[Begin Supplied material]
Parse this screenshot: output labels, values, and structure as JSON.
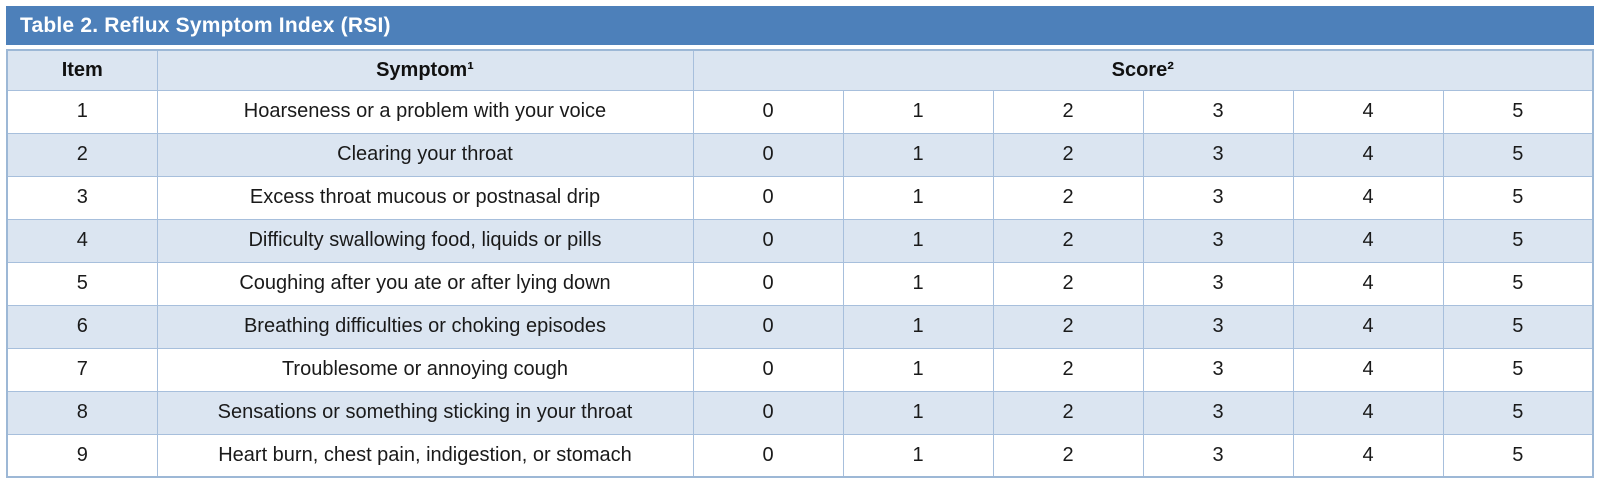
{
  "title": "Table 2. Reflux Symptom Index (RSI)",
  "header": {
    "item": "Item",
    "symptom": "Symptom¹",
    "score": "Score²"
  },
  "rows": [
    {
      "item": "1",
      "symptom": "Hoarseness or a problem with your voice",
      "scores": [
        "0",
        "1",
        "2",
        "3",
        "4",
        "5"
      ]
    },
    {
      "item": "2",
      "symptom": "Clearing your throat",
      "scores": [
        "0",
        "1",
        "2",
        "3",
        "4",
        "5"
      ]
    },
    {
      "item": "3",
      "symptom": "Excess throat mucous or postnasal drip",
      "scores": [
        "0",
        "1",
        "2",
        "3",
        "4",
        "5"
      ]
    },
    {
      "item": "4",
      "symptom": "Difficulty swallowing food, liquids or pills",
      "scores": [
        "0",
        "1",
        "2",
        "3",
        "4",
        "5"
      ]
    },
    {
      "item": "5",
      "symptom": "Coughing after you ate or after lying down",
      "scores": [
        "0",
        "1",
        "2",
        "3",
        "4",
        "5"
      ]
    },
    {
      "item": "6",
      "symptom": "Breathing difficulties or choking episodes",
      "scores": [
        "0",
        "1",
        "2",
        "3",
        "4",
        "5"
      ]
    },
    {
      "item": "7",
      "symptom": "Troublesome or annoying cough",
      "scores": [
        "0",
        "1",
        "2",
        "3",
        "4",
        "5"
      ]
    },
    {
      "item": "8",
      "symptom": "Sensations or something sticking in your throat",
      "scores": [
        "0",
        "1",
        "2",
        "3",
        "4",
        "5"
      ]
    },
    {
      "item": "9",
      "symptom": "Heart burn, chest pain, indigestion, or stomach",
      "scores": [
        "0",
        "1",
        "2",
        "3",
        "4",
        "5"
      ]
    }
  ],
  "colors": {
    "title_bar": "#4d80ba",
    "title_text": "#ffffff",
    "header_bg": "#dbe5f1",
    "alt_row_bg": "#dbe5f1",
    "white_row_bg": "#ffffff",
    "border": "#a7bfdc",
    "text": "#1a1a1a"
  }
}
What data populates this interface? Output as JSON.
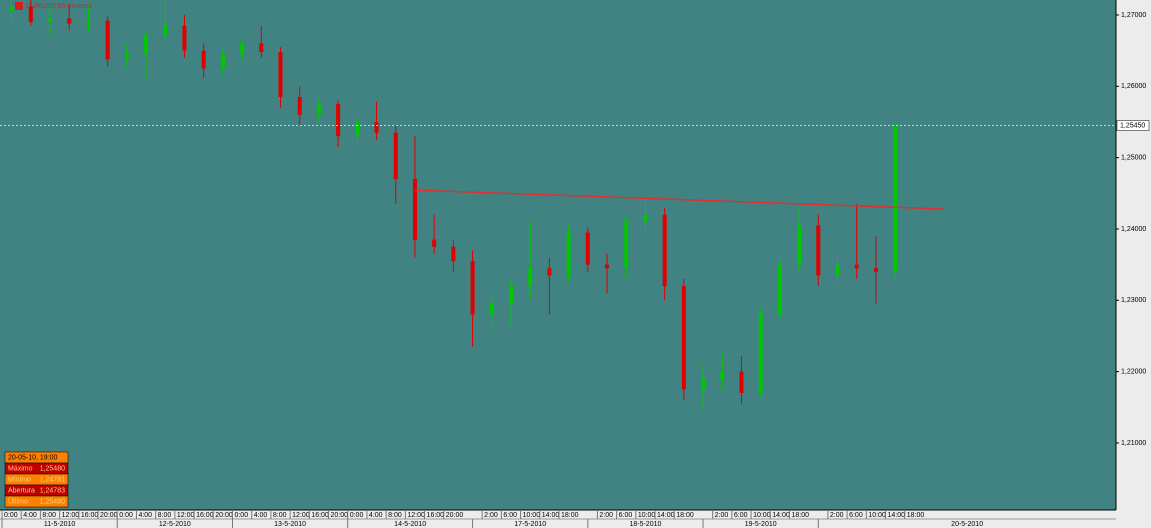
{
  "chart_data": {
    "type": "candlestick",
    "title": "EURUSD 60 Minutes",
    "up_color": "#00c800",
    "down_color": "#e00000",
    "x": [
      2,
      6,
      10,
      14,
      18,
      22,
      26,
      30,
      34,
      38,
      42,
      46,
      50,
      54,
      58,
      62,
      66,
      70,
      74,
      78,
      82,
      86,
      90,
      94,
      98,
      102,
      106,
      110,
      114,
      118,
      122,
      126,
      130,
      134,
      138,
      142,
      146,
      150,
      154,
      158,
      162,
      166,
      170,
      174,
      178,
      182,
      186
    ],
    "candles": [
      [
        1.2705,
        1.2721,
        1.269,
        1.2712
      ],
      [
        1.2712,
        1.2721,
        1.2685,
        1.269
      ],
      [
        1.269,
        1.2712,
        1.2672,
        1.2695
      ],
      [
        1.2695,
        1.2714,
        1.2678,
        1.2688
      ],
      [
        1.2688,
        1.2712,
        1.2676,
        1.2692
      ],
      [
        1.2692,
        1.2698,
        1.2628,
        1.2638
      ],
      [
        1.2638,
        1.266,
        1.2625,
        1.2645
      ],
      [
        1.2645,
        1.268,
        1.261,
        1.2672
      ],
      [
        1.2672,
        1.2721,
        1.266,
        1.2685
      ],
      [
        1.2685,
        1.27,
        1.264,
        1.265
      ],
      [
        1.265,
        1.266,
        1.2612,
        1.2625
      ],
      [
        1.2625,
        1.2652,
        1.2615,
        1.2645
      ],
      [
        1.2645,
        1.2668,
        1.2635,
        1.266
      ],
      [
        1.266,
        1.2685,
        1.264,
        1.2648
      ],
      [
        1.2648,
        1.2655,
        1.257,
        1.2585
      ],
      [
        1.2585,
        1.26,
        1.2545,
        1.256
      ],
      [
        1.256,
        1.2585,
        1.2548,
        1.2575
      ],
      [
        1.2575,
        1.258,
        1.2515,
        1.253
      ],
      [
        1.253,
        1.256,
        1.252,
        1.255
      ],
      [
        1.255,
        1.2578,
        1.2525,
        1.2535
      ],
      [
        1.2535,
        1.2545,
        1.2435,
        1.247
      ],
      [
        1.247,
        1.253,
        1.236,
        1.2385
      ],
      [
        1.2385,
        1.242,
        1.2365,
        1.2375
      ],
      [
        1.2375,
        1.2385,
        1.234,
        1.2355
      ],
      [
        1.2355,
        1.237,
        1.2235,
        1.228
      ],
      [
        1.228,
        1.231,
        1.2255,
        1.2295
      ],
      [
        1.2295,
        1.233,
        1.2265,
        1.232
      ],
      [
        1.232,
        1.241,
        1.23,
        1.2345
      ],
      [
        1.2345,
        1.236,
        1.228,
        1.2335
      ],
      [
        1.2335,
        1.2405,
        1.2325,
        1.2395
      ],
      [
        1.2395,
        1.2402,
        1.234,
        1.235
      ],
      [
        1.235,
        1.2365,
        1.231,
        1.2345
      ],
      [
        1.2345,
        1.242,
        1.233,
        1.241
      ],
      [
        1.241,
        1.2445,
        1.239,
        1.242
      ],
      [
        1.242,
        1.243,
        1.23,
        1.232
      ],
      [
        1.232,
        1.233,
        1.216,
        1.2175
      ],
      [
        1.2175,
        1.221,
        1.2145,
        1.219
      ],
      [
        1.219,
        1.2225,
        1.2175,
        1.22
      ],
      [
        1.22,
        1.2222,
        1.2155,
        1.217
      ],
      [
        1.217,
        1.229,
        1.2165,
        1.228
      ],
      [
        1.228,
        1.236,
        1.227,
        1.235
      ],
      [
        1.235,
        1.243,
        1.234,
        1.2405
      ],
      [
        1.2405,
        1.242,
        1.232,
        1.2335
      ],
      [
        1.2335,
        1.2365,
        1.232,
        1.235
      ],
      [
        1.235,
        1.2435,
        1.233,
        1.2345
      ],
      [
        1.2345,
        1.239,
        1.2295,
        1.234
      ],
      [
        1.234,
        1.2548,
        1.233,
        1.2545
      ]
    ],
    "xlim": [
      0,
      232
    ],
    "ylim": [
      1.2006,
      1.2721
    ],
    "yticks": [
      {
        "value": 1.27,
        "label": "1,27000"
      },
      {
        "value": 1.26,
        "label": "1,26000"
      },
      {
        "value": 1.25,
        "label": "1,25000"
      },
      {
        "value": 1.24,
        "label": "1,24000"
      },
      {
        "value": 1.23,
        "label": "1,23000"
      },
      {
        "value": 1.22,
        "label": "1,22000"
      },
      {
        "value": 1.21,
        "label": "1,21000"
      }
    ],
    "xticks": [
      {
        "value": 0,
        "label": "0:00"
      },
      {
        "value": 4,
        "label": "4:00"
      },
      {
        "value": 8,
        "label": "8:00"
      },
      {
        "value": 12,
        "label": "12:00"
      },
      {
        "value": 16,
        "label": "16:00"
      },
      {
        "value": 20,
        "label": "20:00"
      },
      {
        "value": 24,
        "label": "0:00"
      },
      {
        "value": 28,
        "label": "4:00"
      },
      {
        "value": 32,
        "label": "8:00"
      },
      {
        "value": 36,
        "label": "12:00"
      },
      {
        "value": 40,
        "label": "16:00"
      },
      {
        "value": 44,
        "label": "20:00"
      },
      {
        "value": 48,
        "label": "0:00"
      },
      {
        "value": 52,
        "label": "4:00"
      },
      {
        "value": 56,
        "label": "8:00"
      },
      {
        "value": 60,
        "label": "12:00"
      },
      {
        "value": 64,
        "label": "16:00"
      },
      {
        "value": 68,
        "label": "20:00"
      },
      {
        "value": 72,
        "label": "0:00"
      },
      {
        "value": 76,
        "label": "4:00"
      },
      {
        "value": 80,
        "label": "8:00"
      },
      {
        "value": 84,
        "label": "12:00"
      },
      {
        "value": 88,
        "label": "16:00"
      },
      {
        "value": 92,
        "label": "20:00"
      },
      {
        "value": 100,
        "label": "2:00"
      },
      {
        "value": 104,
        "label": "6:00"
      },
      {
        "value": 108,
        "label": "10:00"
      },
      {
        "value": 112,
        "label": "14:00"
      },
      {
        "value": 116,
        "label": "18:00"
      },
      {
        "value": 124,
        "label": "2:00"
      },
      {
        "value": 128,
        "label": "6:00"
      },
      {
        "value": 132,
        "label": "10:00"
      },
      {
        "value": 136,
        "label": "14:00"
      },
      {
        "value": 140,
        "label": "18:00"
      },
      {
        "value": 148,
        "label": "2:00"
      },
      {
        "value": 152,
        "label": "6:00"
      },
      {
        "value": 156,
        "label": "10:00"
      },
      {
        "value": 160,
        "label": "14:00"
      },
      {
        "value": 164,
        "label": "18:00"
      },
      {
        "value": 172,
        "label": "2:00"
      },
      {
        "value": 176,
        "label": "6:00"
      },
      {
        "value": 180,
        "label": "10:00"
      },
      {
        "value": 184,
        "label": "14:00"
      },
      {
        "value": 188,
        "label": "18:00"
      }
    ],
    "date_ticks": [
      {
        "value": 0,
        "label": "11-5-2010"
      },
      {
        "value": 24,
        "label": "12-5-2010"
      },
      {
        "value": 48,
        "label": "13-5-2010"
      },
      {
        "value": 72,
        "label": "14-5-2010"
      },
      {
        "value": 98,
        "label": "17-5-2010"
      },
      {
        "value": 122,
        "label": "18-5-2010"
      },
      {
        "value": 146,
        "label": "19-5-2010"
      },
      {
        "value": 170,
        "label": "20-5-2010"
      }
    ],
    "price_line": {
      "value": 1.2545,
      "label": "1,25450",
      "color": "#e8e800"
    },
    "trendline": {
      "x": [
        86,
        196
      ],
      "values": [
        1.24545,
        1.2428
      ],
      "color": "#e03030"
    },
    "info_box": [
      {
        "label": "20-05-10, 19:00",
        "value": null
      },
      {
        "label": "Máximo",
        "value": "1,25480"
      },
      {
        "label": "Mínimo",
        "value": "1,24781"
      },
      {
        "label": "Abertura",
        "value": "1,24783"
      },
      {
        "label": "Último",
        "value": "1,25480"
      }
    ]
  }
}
[End Supplied material]
_Required task_: From the data above, copy out every line with the string "ffffff" in it.

_Reply to the exercise_:
    "title_text": "#ffffff",
    "white_row_bg": "#ffffff",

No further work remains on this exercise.